Records from a data collection

━━━━━━━━━━━━━━━━━━━━━━━━━━━━━━

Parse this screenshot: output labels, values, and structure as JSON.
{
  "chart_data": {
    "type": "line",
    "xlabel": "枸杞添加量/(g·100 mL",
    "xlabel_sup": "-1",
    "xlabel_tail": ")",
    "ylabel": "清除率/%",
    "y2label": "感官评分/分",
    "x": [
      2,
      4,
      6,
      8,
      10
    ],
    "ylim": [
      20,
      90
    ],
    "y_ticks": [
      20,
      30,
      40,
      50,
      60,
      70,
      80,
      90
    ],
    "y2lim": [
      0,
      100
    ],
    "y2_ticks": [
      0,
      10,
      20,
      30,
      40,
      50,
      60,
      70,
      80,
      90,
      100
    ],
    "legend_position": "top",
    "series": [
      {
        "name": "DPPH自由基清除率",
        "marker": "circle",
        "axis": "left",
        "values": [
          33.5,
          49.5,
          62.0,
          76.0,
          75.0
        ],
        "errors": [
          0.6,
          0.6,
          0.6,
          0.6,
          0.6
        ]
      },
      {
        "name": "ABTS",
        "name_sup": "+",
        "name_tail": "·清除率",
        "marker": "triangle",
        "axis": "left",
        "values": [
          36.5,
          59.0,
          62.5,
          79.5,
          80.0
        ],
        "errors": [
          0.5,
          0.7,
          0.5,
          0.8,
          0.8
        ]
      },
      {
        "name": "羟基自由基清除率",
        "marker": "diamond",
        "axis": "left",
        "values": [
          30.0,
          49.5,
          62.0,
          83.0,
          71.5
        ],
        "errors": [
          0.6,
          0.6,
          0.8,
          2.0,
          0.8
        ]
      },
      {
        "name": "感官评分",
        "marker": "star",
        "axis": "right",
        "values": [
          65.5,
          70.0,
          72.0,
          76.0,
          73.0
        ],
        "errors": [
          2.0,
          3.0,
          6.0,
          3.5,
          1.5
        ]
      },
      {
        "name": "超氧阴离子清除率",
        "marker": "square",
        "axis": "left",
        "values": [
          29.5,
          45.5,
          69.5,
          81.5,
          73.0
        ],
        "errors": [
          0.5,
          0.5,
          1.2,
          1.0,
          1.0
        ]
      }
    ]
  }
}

━━━━━━━━━━━━━━━━━━━━━━━━━━━━━━

The problem
All of the entries above need to be reproduced exactly.

Answer to this problem
Parse this screenshot: output labels, values, and structure as JSON.
{
  "chart_data": {
    "type": "line",
    "xlabel": "枸杞添加量/(g·100 mL",
    "xlabel_sup": "-1",
    "xlabel_tail": ")",
    "ylabel": "清除率/%",
    "y2label": "感官评分/分",
    "x": [
      2,
      4,
      6,
      8,
      10
    ],
    "ylim": [
      20,
      90
    ],
    "y_ticks": [
      20,
      30,
      40,
      50,
      60,
      70,
      80,
      90
    ],
    "y2lim": [
      0,
      100
    ],
    "y2_ticks": [
      0,
      10,
      20,
      30,
      40,
      50,
      60,
      70,
      80,
      90,
      100
    ],
    "legend_position": "top",
    "series": [
      {
        "name": "DPPH自由基清除率",
        "marker": "circle",
        "axis": "left",
        "values": [
          33.5,
          49.5,
          62.0,
          76.0,
          75.0
        ],
        "errors": [
          0.6,
          0.6,
          0.6,
          0.6,
          0.6
        ]
      },
      {
        "name": "ABTS",
        "name_sup": "+",
        "name_tail": "·清除率",
        "marker": "triangle",
        "axis": "left",
        "values": [
          36.5,
          59.0,
          62.5,
          79.5,
          80.0
        ],
        "errors": [
          0.5,
          0.7,
          0.5,
          0.8,
          0.8
        ]
      },
      {
        "name": "羟基自由基清除率",
        "marker": "diamond",
        "axis": "left",
        "values": [
          30.0,
          49.5,
          62.0,
          83.0,
          71.5
        ],
        "errors": [
          0.6,
          0.6,
          0.8,
          2.0,
          0.8
        ]
      },
      {
        "name": "感官评分",
        "marker": "star",
        "axis": "right",
        "values": [
          65.5,
          70.0,
          72.0,
          76.0,
          73.0
        ],
        "errors": [
          2.0,
          3.0,
          6.0,
          3.5,
          1.5
        ]
      },
      {
        "name": "超氧阴离子清除率",
        "marker": "square",
        "axis": "left",
        "values": [
          29.5,
          45.5,
          69.5,
          81.5,
          73.0
        ],
        "errors": [
          0.5,
          0.5,
          1.2,
          1.0,
          1.0
        ]
      }
    ]
  }
}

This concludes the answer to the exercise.